:: SET EXERCISE ::
All entries are to be quoted exactly; the images stay out of the copy.

:: SOURCE MATERIAL ::
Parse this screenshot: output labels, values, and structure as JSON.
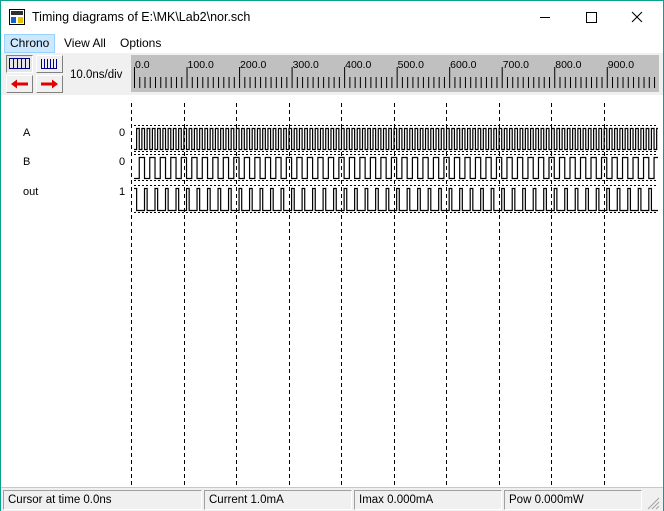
{
  "window": {
    "title": "Timing diagrams of E:\\MK\\Lab2\\nor.sch"
  },
  "menu": [
    "Chrono",
    "View All",
    "Options"
  ],
  "toolbar": {
    "scale": "10.0ns/div",
    "ruler_ticks": [
      "0.0",
      "100.0",
      "200.0",
      "300.0",
      "400.0",
      "500.0",
      "600.0",
      "700.0",
      "800.0",
      "900.0"
    ]
  },
  "signals": [
    {
      "name": "A",
      "value": "0",
      "half_period_ns": 5,
      "initial": 0
    },
    {
      "name": "B",
      "value": "0",
      "half_period_ns": 10,
      "initial": 0
    },
    {
      "name": "out",
      "value": "1",
      "logic": "NOR(A,B)"
    }
  ],
  "status": {
    "cursor": "Cursor at time  0.0ns",
    "current": "Current  1.0mA",
    "imax": "Imax 0.000mA",
    "power": "Pow 0.000mW"
  },
  "colors": {
    "title_border": "#0a9f8f",
    "ruler_bg": "#c0c0c0",
    "arrow_red": "#e00000"
  }
}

:: REPLY TO THE EXERCISE ::
Parse this screenshot: output labels, values, and structure as JSON.
{
  "window": {
    "title": "Timing diagrams of E:\\MK\\Lab2\\nor.sch"
  },
  "menu": [
    "Chrono",
    "View All",
    "Options"
  ],
  "toolbar": {
    "scale": "10.0ns/div",
    "ruler_ticks": [
      "0.0",
      "100.0",
      "200.0",
      "300.0",
      "400.0",
      "500.0",
      "600.0",
      "700.0",
      "800.0",
      "900.0"
    ]
  },
  "signals": [
    {
      "name": "A",
      "value": "0",
      "half_period_ns": 5,
      "initial": 0
    },
    {
      "name": "B",
      "value": "0",
      "half_period_ns": 10,
      "initial": 0
    },
    {
      "name": "out",
      "value": "1",
      "logic": "NOR(A,B)"
    }
  ],
  "status": {
    "cursor": "Cursor at time  0.0ns",
    "current": "Current  1.0mA",
    "imax": "Imax 0.000mA",
    "power": "Pow 0.000mW"
  },
  "colors": {
    "title_border": "#0a9f8f",
    "ruler_bg": "#c0c0c0",
    "arrow_red": "#e00000"
  }
}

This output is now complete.